- What is asked -
The records that follow are to be repeated exactly, with the pictures removed.

- Data -
▼
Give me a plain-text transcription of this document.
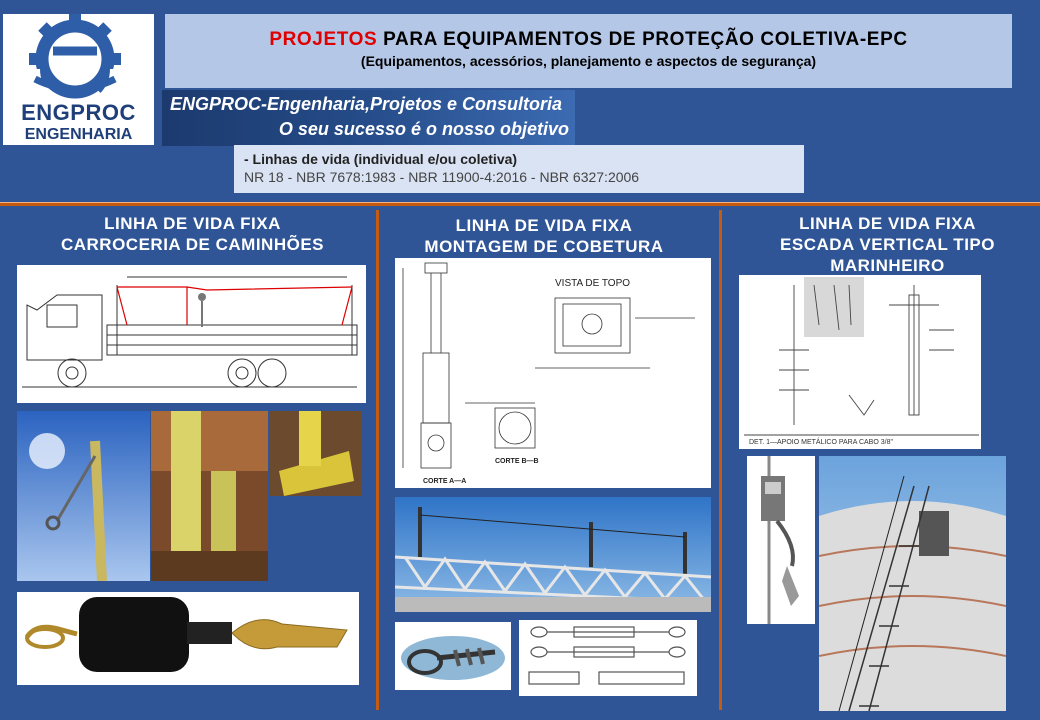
ENGPROC
ENGENHARIA
PROJETOS PARA EQUIPAMENTOS DE PROTEÇÃO COLETIVA-EPC
(Equipamentos, acessórios, planejamento e aspectos de segurança)
ENGPROC-Engenharia,Projetos e Consultoria
O seu sucesso é o nosso objetivo
- Linhas de vida (individual e/ou coletiva)
NR 18 - NBR 7678:1983 - NBR 11900-4:2016 - NBR 6327:2006
LINHA DE VIDA FIXA
CARROCERIA DE CAMINHÕES
LINHA DE VIDA FIXA
MONTAGEM DE COBETURA
LINHA DE VIDA FIXA
ESCADA VERTICAL TIPO
MARINHEIRO
VISTA DE TOPO
CORTE A—A
CORTE B—B
DET. 1—APOIO METÁLICO PARA CABO 3/8"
▲
- Expected answer -
Give me a plain-text transcription of this document.
ENGPROC
ENGENHARIA
PROJETOS PARA EQUIPAMENTOS DE PROTEÇÃO COLETIVA-EPC
(Equipamentos, acessórios, planejamento e aspectos de segurança)
ENGPROC-Engenharia,Projetos e Consultoria
O seu sucesso é o nosso objetivo
- Linhas de vida (individual e/ou coletiva)
NR 18 - NBR 7678:1983 - NBR 11900-4:2016 - NBR 6327:2006
LINHA DE VIDA FIXA
CARROCERIA DE CAMINHÕES
LINHA DE VIDA FIXA
MONTAGEM DE COBETURA
LINHA DE VIDA FIXA
ESCADA VERTICAL TIPO
MARINHEIRO
VISTA DE TOPO
CORTE A—A
CORTE B—B
DET. 1—APOIO METÁLICO PARA CABO 3/8"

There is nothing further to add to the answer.